##### Exercise input
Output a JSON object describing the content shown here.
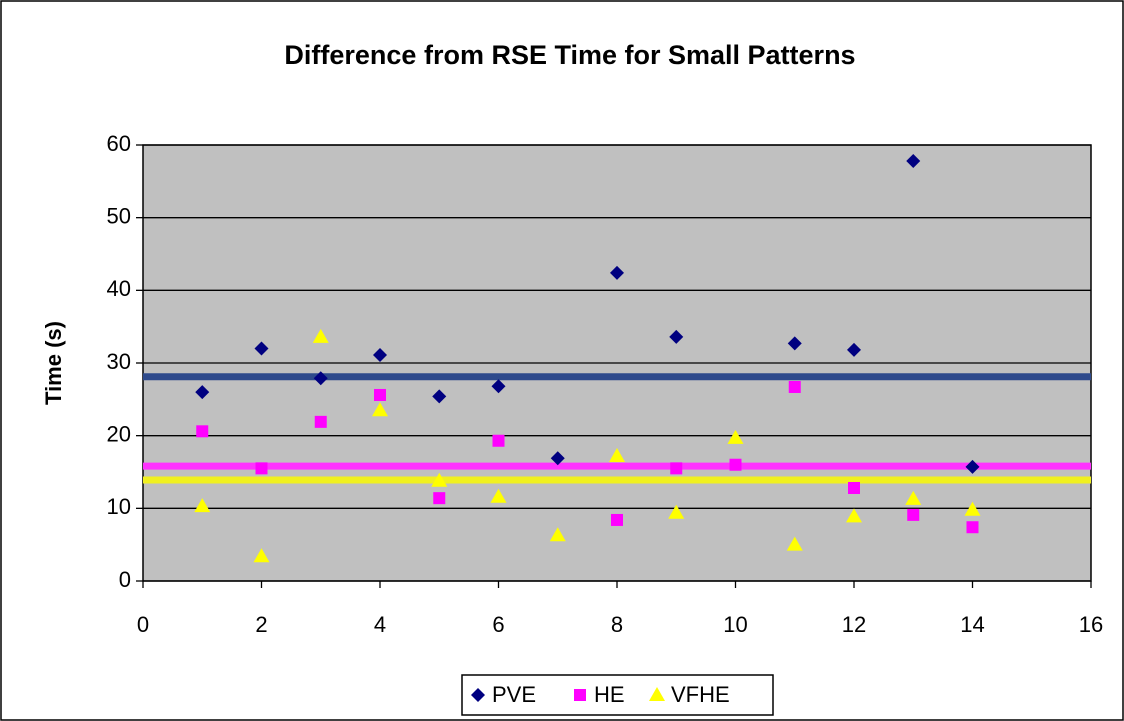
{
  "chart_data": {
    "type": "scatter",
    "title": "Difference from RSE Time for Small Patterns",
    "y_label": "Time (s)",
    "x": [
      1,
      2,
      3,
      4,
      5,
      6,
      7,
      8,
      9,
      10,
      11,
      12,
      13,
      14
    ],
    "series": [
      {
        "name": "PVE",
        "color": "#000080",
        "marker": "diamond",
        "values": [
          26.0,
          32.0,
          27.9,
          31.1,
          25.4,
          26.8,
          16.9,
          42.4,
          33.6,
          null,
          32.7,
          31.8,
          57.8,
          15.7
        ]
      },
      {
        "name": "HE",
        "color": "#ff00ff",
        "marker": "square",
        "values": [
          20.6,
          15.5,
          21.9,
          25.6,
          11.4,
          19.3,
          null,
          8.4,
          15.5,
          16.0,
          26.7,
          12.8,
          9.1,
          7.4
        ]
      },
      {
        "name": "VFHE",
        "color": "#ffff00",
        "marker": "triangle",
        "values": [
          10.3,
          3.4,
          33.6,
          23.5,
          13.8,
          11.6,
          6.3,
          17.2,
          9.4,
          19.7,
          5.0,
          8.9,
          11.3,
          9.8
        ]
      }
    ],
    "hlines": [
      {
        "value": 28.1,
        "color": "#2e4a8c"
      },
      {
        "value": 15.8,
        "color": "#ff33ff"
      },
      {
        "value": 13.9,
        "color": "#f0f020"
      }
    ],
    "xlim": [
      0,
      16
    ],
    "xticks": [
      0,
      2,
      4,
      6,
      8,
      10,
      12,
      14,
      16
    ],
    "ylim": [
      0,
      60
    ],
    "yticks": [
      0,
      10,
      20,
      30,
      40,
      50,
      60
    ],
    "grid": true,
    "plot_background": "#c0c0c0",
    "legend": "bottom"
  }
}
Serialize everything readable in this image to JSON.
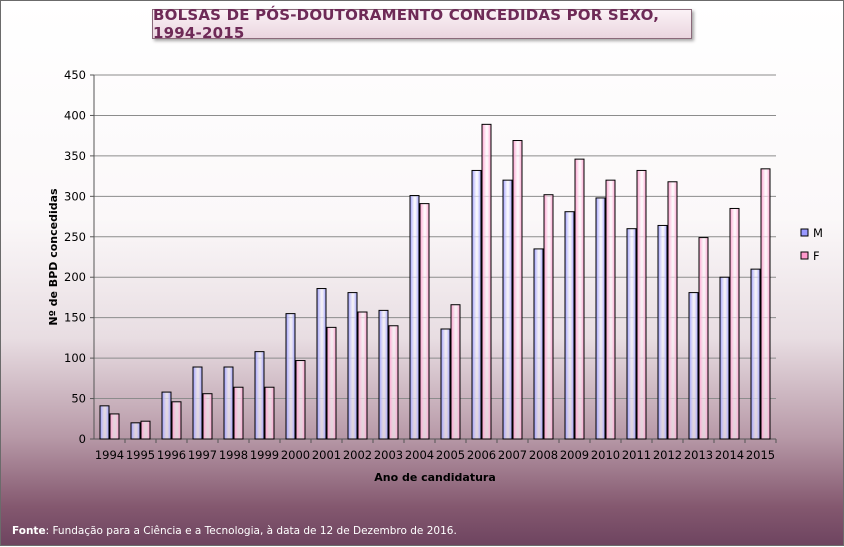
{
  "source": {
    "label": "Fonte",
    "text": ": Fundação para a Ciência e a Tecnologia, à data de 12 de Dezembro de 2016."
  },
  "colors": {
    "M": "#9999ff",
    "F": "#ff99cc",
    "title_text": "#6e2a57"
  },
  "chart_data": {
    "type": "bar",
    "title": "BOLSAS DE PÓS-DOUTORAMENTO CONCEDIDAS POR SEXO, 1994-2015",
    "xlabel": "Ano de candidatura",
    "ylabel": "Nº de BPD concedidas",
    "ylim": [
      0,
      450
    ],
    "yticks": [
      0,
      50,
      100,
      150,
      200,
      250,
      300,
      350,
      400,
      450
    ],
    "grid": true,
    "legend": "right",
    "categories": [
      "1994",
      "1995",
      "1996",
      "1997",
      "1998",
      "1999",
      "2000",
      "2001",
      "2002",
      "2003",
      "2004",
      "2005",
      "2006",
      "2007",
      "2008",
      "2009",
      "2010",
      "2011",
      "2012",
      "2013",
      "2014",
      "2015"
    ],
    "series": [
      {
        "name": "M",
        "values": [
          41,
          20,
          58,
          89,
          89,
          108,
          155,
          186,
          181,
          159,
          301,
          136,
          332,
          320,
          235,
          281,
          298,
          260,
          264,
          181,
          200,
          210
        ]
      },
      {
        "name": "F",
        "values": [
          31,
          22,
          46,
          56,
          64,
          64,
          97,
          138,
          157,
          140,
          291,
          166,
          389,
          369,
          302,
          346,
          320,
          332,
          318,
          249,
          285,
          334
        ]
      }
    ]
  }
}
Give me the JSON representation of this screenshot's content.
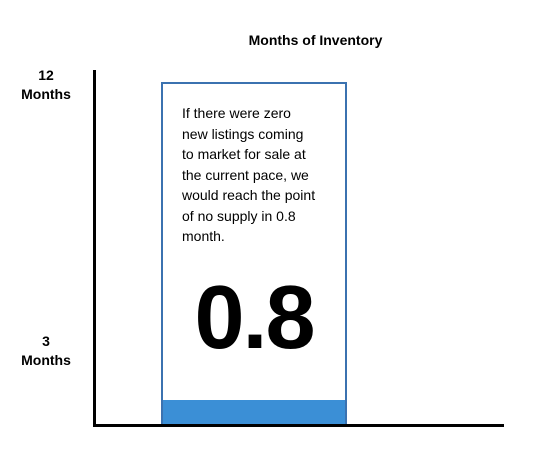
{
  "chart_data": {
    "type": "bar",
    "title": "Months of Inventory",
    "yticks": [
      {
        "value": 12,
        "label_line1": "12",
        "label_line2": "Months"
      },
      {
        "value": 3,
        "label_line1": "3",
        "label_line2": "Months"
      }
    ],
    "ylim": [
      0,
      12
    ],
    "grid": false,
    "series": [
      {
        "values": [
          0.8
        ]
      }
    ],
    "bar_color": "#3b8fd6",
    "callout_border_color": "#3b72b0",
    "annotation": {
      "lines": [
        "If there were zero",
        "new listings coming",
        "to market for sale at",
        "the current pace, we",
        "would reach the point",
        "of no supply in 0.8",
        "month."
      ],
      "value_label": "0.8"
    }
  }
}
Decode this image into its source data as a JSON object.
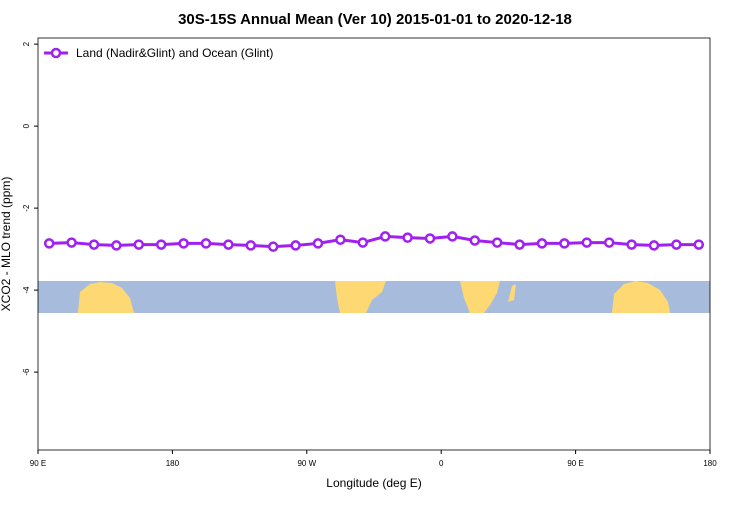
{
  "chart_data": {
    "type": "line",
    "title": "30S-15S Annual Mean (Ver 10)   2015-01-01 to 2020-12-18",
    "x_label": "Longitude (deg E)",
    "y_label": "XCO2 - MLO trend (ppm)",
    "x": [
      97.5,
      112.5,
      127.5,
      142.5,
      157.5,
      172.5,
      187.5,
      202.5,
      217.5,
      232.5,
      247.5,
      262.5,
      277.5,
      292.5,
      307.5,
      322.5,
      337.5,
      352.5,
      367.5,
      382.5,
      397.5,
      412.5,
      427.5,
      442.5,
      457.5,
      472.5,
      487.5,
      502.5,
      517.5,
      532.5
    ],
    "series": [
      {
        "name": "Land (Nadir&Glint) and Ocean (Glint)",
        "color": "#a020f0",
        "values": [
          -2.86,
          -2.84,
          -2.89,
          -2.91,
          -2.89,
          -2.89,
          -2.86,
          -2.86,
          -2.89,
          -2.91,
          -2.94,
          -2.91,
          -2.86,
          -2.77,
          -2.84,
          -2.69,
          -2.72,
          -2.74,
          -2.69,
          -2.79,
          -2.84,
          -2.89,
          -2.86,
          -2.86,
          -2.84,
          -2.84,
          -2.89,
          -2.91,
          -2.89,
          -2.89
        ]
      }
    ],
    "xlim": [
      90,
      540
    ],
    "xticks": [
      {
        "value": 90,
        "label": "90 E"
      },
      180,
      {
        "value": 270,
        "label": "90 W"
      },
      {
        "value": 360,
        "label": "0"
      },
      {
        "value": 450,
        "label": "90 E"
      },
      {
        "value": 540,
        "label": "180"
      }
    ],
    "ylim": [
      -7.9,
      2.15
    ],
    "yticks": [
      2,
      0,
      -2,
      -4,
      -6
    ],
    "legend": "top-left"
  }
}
##########
:: What the exercise asks ::
Pick out the lines that contain "content" and copy them.

:: Answer to the task ::
Output a JSON object describing the content shown here.
Give me the JSON representation of this screenshot's content.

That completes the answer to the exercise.